**PROMPT:** Extract all lines in the data that contain the word "value".

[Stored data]
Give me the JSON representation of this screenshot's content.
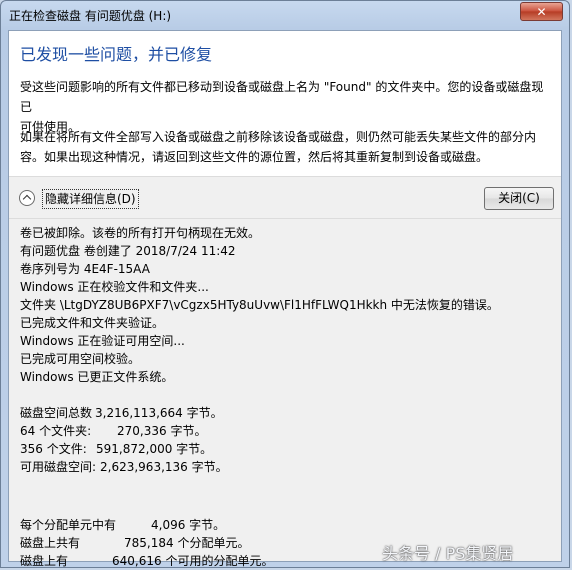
{
  "window": {
    "title": "正在检查磁盘 有问题优盘 (H:)",
    "close_label": "✕"
  },
  "message": {
    "heading": "已发现一些问题，并已修复",
    "para1_line1": "受这些问题影响的所有文件都已移动到设备或磁盘上名为 \"Found\" 的文件夹中。您的设备或磁盘现已",
    "para1_line2": "可供使用。",
    "para2_line1": "如果在将所有文件全部写入设备或磁盘之前移除该设备或磁盘，则仍然可能丢失某些文件的部分内",
    "para2_line2": "容。如果出现这种情况，请返回到这些文件的源位置，然后将其重新复制到设备或磁盘。"
  },
  "controls": {
    "toggle_label": "隐藏详细信息(D)",
    "close_button": "关闭(C)"
  },
  "details": {
    "log": [
      "卷已被卸除。该卷的所有打开句柄现在无效。",
      "有问题优盘 卷创建了 2018/7/24 11:42",
      "卷序列号为 4E4F-15AA",
      "Windows 正在校验文件和文件夹...",
      "文件夹 \\LtgDYZ8UB6PXF7\\vCgzx5HTy8uUvw\\Fl1HfFLWQ1Hkkh 中无法恢复的错误。",
      "已完成文件和文件夹验证。",
      "Windows 正在验证可用空间...",
      "已完成可用空间校验。",
      "Windows 已更正文件系统。"
    ],
    "stats": [
      {
        "label": "磁盘空间总数",
        "value": "3,216,113,664 字节。"
      },
      {
        "label": "64 个文件夹:",
        "value": "270,336 字节。"
      },
      {
        "label": "356 个文件:",
        "value": "591,872,000 字节。"
      },
      {
        "label": "可用磁盘空间:",
        "value": "2,623,963,136 字节。"
      }
    ],
    "units": [
      {
        "label": "每个分配单元中有",
        "value": "4,096 字节。"
      },
      {
        "label": "磁盘上共有",
        "value": "785,184 个分配单元。"
      },
      {
        "label": "磁盘上有",
        "value": "640,616 个可用的分配单元。"
      }
    ]
  },
  "watermark": "头条号 / PS集贤居"
}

**TASK RESPONSE:**
        "value": "3,216,113,664 字节。"
        "value": "270,336 字节。"
        "value": "591,872,000 字节。"
        "value": "2,623,963,136 字节。"
        "value": "4,096 字节。"
        "value": "785,184 个分配单元。"
        "value": "640,616 个可用的分配单元。"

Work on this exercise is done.